» What you will do: Quote the whole listing word for word, please.

Records from a data source
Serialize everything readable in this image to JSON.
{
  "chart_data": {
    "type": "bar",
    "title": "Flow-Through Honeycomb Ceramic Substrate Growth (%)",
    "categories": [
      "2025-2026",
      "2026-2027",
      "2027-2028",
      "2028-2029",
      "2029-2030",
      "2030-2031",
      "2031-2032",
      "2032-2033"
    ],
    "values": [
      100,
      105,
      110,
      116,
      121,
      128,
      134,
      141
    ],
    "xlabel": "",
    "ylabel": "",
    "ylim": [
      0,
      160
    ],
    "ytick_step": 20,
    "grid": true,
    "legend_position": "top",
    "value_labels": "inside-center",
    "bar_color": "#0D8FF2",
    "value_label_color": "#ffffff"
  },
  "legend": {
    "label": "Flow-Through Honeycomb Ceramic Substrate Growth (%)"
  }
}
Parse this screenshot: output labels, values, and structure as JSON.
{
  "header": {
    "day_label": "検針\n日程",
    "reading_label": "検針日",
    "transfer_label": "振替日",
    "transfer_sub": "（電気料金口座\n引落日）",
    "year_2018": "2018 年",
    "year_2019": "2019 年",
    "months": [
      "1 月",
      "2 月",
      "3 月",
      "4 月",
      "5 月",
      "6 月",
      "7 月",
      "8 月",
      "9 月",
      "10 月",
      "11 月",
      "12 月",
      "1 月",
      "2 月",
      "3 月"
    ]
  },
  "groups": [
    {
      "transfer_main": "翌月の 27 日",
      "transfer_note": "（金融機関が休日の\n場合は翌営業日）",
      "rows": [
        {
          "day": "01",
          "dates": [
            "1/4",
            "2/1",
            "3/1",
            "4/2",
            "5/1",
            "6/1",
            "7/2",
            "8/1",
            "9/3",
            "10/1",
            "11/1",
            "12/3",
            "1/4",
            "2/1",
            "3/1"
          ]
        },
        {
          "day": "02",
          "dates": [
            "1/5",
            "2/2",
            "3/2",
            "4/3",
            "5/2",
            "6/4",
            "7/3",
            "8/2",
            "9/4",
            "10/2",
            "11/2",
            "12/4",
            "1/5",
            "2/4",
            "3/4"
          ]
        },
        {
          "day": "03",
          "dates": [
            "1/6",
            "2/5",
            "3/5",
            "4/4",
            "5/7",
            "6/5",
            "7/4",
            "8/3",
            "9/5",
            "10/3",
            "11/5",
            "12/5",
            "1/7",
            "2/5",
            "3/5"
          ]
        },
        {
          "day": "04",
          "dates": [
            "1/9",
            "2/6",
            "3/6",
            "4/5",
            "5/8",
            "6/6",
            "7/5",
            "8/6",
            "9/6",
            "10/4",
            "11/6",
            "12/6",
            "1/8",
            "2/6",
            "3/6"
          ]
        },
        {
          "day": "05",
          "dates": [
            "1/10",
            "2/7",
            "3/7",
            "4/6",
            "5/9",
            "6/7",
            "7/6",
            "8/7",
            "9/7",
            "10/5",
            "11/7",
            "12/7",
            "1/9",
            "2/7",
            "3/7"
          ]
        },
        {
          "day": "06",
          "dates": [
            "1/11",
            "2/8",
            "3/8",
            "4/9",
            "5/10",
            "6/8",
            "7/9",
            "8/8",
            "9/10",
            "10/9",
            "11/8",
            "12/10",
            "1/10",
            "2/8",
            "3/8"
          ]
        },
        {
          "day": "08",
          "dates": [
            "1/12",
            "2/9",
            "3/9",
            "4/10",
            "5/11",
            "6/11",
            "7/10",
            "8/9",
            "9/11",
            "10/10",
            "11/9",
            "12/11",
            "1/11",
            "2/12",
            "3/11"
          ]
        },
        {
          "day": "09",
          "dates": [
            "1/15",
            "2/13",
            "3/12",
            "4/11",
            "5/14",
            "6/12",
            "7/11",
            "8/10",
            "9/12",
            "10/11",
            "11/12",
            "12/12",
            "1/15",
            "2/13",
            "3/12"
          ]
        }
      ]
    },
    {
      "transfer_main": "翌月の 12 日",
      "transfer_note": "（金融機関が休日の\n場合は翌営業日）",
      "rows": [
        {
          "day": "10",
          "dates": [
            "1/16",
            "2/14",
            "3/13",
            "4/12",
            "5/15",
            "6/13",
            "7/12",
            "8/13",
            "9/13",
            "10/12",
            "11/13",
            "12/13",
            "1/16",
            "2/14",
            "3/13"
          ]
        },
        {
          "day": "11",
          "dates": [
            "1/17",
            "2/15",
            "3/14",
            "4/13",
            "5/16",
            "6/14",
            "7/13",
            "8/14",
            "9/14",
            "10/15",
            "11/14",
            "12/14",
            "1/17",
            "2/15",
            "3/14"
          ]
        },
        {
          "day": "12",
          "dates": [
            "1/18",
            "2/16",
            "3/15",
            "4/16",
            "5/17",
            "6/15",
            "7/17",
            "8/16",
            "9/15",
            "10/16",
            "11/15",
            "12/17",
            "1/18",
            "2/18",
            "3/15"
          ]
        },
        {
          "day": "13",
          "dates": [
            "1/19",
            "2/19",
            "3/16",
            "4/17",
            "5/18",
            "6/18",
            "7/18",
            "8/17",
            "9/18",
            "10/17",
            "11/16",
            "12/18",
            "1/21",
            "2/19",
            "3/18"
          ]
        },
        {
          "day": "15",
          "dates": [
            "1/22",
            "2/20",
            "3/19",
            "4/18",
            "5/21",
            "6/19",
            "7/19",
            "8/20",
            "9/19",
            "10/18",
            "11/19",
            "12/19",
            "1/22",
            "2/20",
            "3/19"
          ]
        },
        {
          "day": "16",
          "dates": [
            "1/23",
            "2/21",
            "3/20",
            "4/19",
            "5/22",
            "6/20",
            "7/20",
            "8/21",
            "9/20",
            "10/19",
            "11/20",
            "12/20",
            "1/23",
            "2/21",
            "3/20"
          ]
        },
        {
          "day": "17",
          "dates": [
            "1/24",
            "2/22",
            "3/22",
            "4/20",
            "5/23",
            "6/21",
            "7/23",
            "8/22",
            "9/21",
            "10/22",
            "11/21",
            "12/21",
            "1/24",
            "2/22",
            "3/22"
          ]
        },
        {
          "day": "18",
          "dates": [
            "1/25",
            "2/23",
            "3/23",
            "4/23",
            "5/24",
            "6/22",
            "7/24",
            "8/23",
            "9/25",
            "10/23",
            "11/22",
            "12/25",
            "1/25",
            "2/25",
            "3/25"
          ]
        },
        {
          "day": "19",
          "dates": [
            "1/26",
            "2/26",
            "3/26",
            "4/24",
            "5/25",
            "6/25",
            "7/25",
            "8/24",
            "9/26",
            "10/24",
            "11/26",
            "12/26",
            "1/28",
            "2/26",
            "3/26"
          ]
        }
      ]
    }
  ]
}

» Answer to this problem:
Serialize everything readable in this image to JSON.
{
  "chart_data": {
    "type": "bar",
    "title": "Flow-Through Honeycomb Ceramic Substrate Growth (%)",
    "categories": [
      "2025-2026",
      "2026-2027",
      "2027-2028",
      "2028-2029",
      "2029-2030",
      "2030-2031",
      "2031-2032",
      "2032-2033"
    ],
    "values": [
      100,
      105,
      110,
      116,
      121,
      128,
      134,
      141
    ],
    "xlabel": "",
    "ylabel": "",
    "ylim": [
      0,
      160
    ],
    "ytick_step": 20,
    "grid": true,
    "legend_position": "top",
    "value_labels": "inside-center",
    "bar_color": "#0D8FF2",
    "value_label_color": "#ffffff"
  },
  "legend": {
    "label": "Flow-Through Honeycomb Ceramic Substrate Growth (%)"
  }
}
Parse this screenshot: output labels, values, and structure as JSON.
{
  "header": {
    "day_label": "検針\n日程",
    "reading_label": "検針日",
    "transfer_label": "振替日",
    "transfer_sub": "（電気料金口座\n引落日）",
    "year_2018": "2018 年",
    "year_2019": "2019 年",
    "months": [
      "1 月",
      "2 月",
      "3 月",
      "4 月",
      "5 月",
      "6 月",
      "7 月",
      "8 月",
      "9 月",
      "10 月",
      "11 月",
      "12 月",
      "1 月",
      "2 月",
      "3 月"
    ]
  },
  "groups": [
    {
      "transfer_main": "翌月の 27 日",
      "transfer_note": "（金融機関が休日の\n場合は翌営業日）",
      "rows": [
        {
          "day": "01",
          "dates": [
            "1/4",
            "2/1",
            "3/1",
            "4/2",
            "5/1",
            "6/1",
            "7/2",
            "8/1",
            "9/3",
            "10/1",
            "11/1",
            "12/3",
            "1/4",
            "2/1",
            "3/1"
          ]
        },
        {
          "day": "02",
          "dates": [
            "1/5",
            "2/2",
            "3/2",
            "4/3",
            "5/2",
            "6/4",
            "7/3",
            "8/2",
            "9/4",
            "10/2",
            "11/2",
            "12/4",
            "1/5",
            "2/4",
            "3/4"
          ]
        },
        {
          "day": "03",
          "dates": [
            "1/6",
            "2/5",
            "3/5",
            "4/4",
            "5/7",
            "6/5",
            "7/4",
            "8/3",
            "9/5",
            "10/3",
            "11/5",
            "12/5",
            "1/7",
            "2/5",
            "3/5"
          ]
        },
        {
          "day": "04",
          "dates": [
            "1/9",
            "2/6",
            "3/6",
            "4/5",
            "5/8",
            "6/6",
            "7/5",
            "8/6",
            "9/6",
            "10/4",
            "11/6",
            "12/6",
            "1/8",
            "2/6",
            "3/6"
          ]
        },
        {
          "day": "05",
          "dates": [
            "1/10",
            "2/7",
            "3/7",
            "4/6",
            "5/9",
            "6/7",
            "7/6",
            "8/7",
            "9/7",
            "10/5",
            "11/7",
            "12/7",
            "1/9",
            "2/7",
            "3/7"
          ]
        },
        {
          "day": "06",
          "dates": [
            "1/11",
            "2/8",
            "3/8",
            "4/9",
            "5/10",
            "6/8",
            "7/9",
            "8/8",
            "9/10",
            "10/9",
            "11/8",
            "12/10",
            "1/10",
            "2/8",
            "3/8"
          ]
        },
        {
          "day": "08",
          "dates": [
            "1/12",
            "2/9",
            "3/9",
            "4/10",
            "5/11",
            "6/11",
            "7/10",
            "8/9",
            "9/11",
            "10/10",
            "11/9",
            "12/11",
            "1/11",
            "2/12",
            "3/11"
          ]
        },
        {
          "day": "09",
          "dates": [
            "1/15",
            "2/13",
            "3/12",
            "4/11",
            "5/14",
            "6/12",
            "7/11",
            "8/10",
            "9/12",
            "10/11",
            "11/12",
            "12/12",
            "1/15",
            "2/13",
            "3/12"
          ]
        }
      ]
    },
    {
      "transfer_main": "翌月の 12 日",
      "transfer_note": "（金融機関が休日の\n場合は翌営業日）",
      "rows": [
        {
          "day": "10",
          "dates": [
            "1/16",
            "2/14",
            "3/13",
            "4/12",
            "5/15",
            "6/13",
            "7/12",
            "8/13",
            "9/13",
            "10/12",
            "11/13",
            "12/13",
            "1/16",
            "2/14",
            "3/13"
          ]
        },
        {
          "day": "11",
          "dates": [
            "1/17",
            "2/15",
            "3/14",
            "4/13",
            "5/16",
            "6/14",
            "7/13",
            "8/14",
            "9/14",
            "10/15",
            "11/14",
            "12/14",
            "1/17",
            "2/15",
            "3/14"
          ]
        },
        {
          "day": "12",
          "dates": [
            "1/18",
            "2/16",
            "3/15",
            "4/16",
            "5/17",
            "6/15",
            "7/17",
            "8/16",
            "9/15",
            "10/16",
            "11/15",
            "12/17",
            "1/18",
            "2/18",
            "3/15"
          ]
        },
        {
          "day": "13",
          "dates": [
            "1/19",
            "2/19",
            "3/16",
            "4/17",
            "5/18",
            "6/18",
            "7/18",
            "8/17",
            "9/18",
            "10/17",
            "11/16",
            "12/18",
            "1/21",
            "2/19",
            "3/18"
          ]
        },
        {
          "day": "15",
          "dates": [
            "1/22",
            "2/20",
            "3/19",
            "4/18",
            "5/21",
            "6/19",
            "7/19",
            "8/20",
            "9/19",
            "10/18",
            "11/19",
            "12/19",
            "1/22",
            "2/20",
            "3/19"
          ]
        },
        {
          "day": "16",
          "dates": [
            "1/23",
            "2/21",
            "3/20",
            "4/19",
            "5/22",
            "6/20",
            "7/20",
            "8/21",
            "9/20",
            "10/19",
            "11/20",
            "12/20",
            "1/23",
            "2/21",
            "3/20"
          ]
        },
        {
          "day": "17",
          "dates": [
            "1/24",
            "2/22",
            "3/22",
            "4/20",
            "5/23",
            "6/21",
            "7/23",
            "8/22",
            "9/21",
            "10/22",
            "11/21",
            "12/21",
            "1/24",
            "2/22",
            "3/22"
          ]
        },
        {
          "day": "18",
          "dates": [
            "1/25",
            "2/23",
            "3/23",
            "4/23",
            "5/24",
            "6/22",
            "7/24",
            "8/23",
            "9/25",
            "10/23",
            "11/22",
            "12/25",
            "1/25",
            "2/25",
            "3/25"
          ]
        },
        {
          "day": "19",
          "dates": [
            "1/26",
            "2/26",
            "3/26",
            "4/24",
            "5/25",
            "6/25",
            "7/25",
            "8/24",
            "9/26",
            "10/24",
            "11/26",
            "12/26",
            "1/28",
            "2/26",
            "3/26"
          ]
        }
      ]
    }
  ]
}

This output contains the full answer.